▶ [Aim] Pull out every line of the data below word for word, omitting the pictures.

(Image-based layout data)
· · ·
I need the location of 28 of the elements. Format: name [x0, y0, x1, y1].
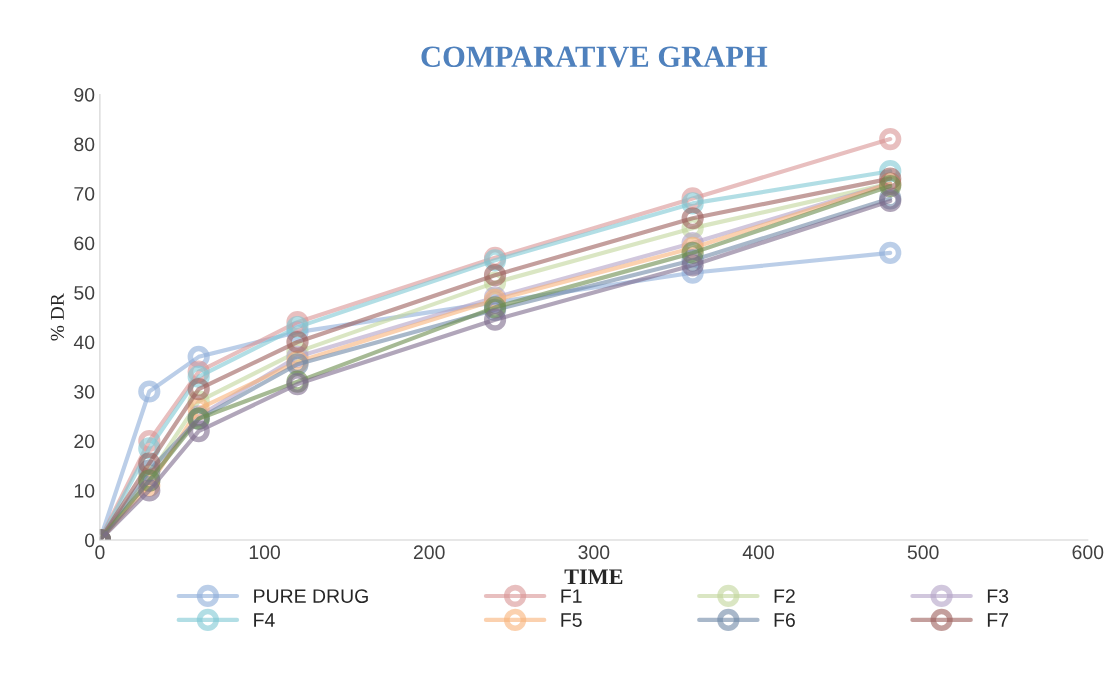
x-tick-label: 100	[249, 545, 281, 560]
legend-label: F2	[774, 589, 795, 603]
chart-title: COMPARATIVE GRAPH	[421, 46, 768, 68]
y-tick-label: 90	[74, 87, 95, 102]
y-tick-label: 20	[74, 434, 95, 449]
x-tick-label: 0	[95, 545, 105, 560]
y-tick-label: 50	[74, 285, 95, 300]
y-tick-label: 70	[74, 186, 95, 201]
y-axis-title: % DR	[50, 293, 64, 341]
y-tick-label: 10	[74, 483, 95, 498]
legend-label: F6	[774, 613, 795, 627]
y-tick-label: 0	[84, 533, 95, 548]
legend-label: F7	[987, 613, 1009, 627]
y-tick-label: 60	[74, 236, 95, 251]
x-tick-label: 200	[413, 545, 445, 560]
x-tick-label: 500	[907, 545, 939, 560]
legend-label: F3	[987, 589, 1009, 603]
legend-label: PURE DRUG	[254, 589, 368, 603]
legend-label: F5	[561, 613, 582, 627]
x-tick-label: 400	[742, 545, 774, 560]
y-tick-label: 80	[74, 137, 95, 152]
x-tick-label: 600	[1072, 545, 1104, 560]
x-axis-title: TIME	[564, 569, 623, 584]
legend-label: F1	[561, 589, 582, 603]
legend-label: F4	[254, 613, 275, 627]
y-tick-label: 40	[73, 335, 95, 350]
y-tick-label: 30	[74, 384, 95, 399]
x-tick-label: 300	[578, 545, 610, 560]
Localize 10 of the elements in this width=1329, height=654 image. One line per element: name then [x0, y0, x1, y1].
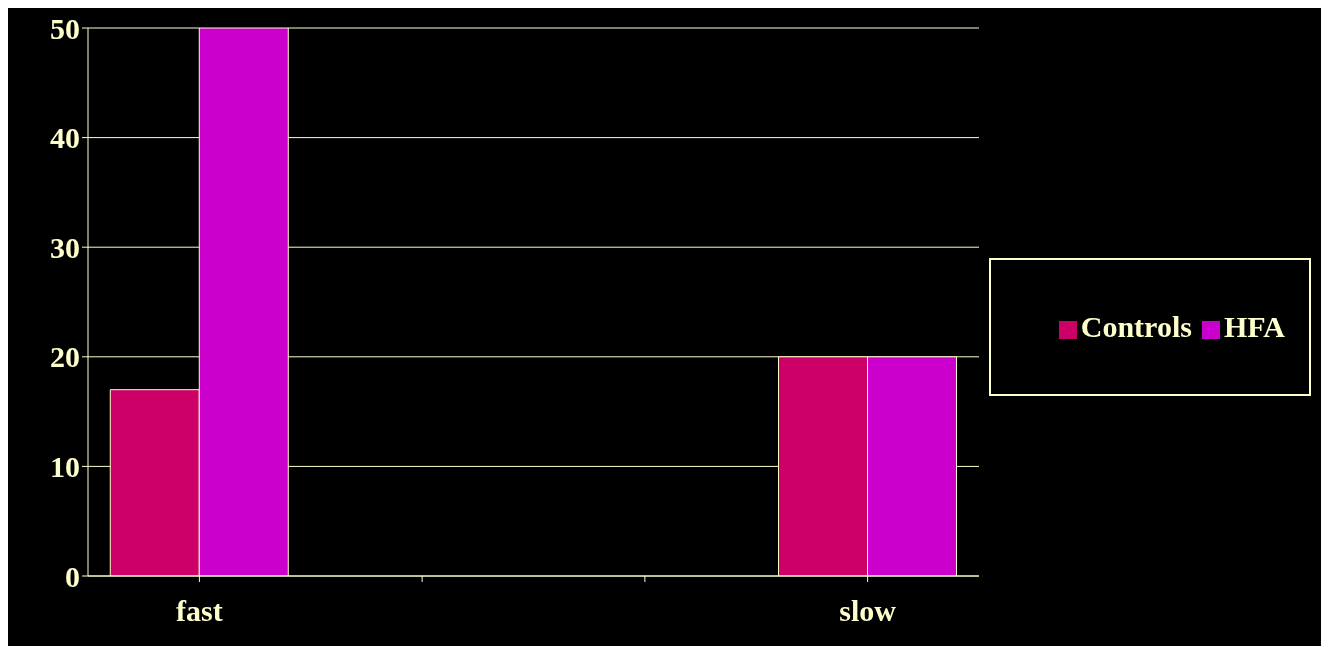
y-tick-label: 10	[50, 450, 80, 484]
y-tick-label: 0	[65, 559, 80, 593]
x-tick-label: fast	[176, 594, 223, 628]
legend-label: HFA	[1223, 310, 1285, 343]
legend-label: Controls	[1080, 310, 1192, 343]
y-tick-label: 20	[50, 340, 80, 374]
x-tick-label: slow	[839, 594, 897, 628]
y-tick-label: 30	[50, 230, 80, 264]
y-tick-label: 50	[50, 11, 80, 45]
y-tick-label: 40	[50, 121, 80, 155]
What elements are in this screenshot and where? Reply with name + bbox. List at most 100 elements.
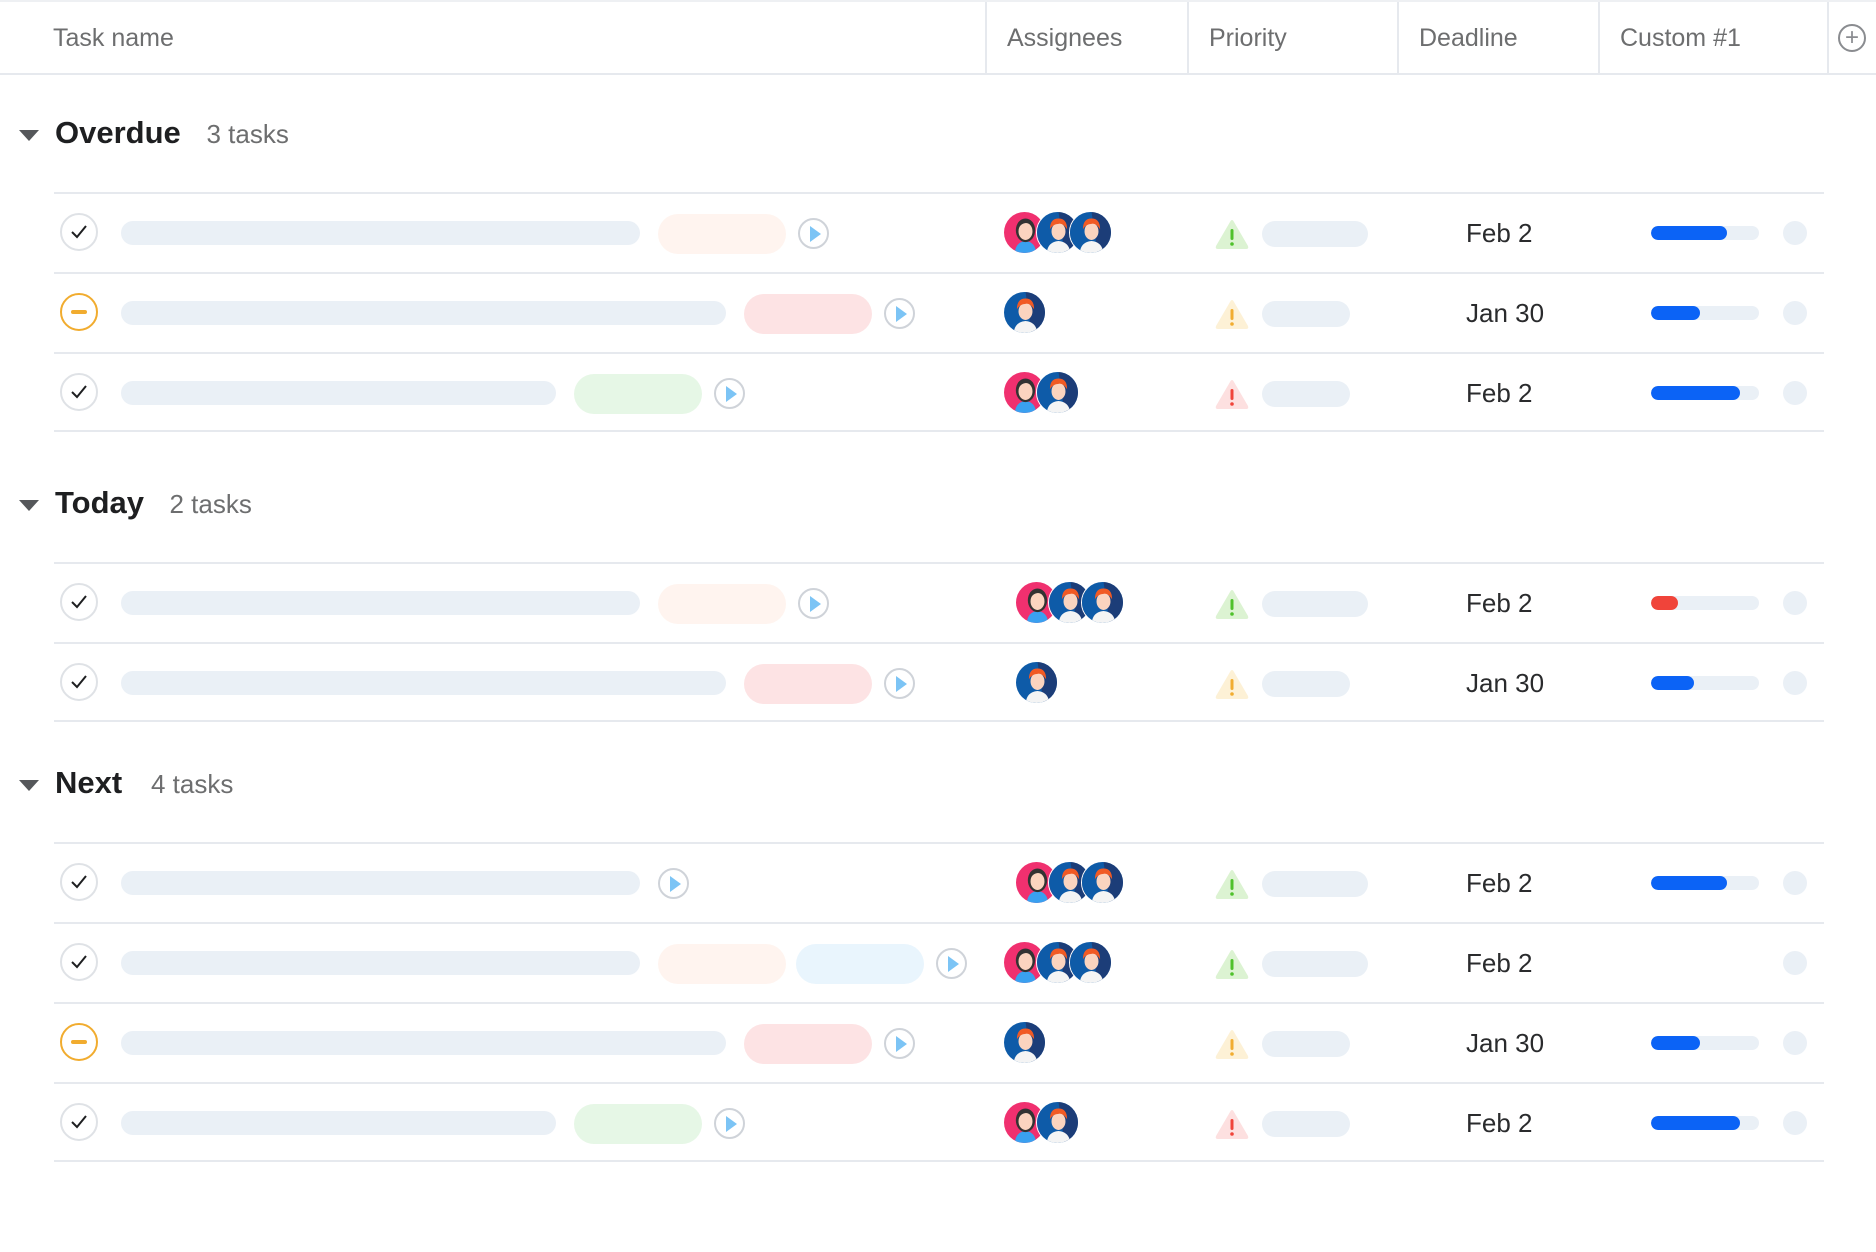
· · ·
▶ [Task answer]
I need the location of 28 of the elements. Format: name [x0, y0, x1, y1].
x-tick-label: 100	[249, 545, 281, 560]
legend-label: F2	[774, 589, 795, 603]
chart-title: COMPARATIVE GRAPH	[421, 46, 768, 68]
y-tick-label: 90	[74, 87, 95, 102]
y-tick-label: 20	[74, 434, 95, 449]
x-tick-label: 0	[95, 545, 105, 560]
y-tick-label: 50	[74, 285, 95, 300]
y-tick-label: 70	[74, 186, 95, 201]
y-axis-title: % DR	[50, 293, 64, 341]
y-tick-label: 10	[74, 483, 95, 498]
legend-label: F6	[774, 613, 795, 627]
y-tick-label: 0	[84, 533, 95, 548]
legend-label: F7	[987, 613, 1009, 627]
y-tick-label: 60	[74, 236, 95, 251]
x-tick-label: 200	[413, 545, 445, 560]
x-tick-label: 500	[907, 545, 939, 560]
legend-label: F3	[987, 589, 1009, 603]
legend-label: PURE DRUG	[254, 589, 368, 603]
legend-label: F5	[561, 613, 582, 627]
x-tick-label: 400	[742, 545, 774, 560]
y-tick-label: 80	[74, 137, 95, 152]
x-tick-label: 600	[1072, 545, 1104, 560]
x-axis-title: TIME	[564, 569, 623, 584]
legend-label: F1	[561, 589, 582, 603]
legend-label: F4	[254, 613, 275, 627]
y-tick-label: 40	[73, 335, 95, 350]
y-tick-label: 30	[74, 384, 95, 399]
x-tick-label: 300	[578, 545, 610, 560]
Localize 10 of the elements in this width=1329, height=654 image. One line per element: name then [x0, y0, x1, y1].
y-tick-label: 10	[50, 450, 80, 484]
y-tick-label: 0	[65, 559, 80, 593]
x-tick-label: fast	[176, 594, 223, 628]
legend-label: HFA	[1223, 310, 1285, 343]
legend-label: Controls	[1080, 310, 1192, 343]
y-tick-label: 20	[50, 340, 80, 374]
x-tick-label: slow	[839, 594, 897, 628]
y-tick-label: 30	[50, 230, 80, 264]
y-tick-label: 50	[50, 11, 80, 45]
y-tick-label: 40	[50, 121, 80, 155]
What elements are in this screenshot and where? Reply with name + bbox. List at most 100 elements.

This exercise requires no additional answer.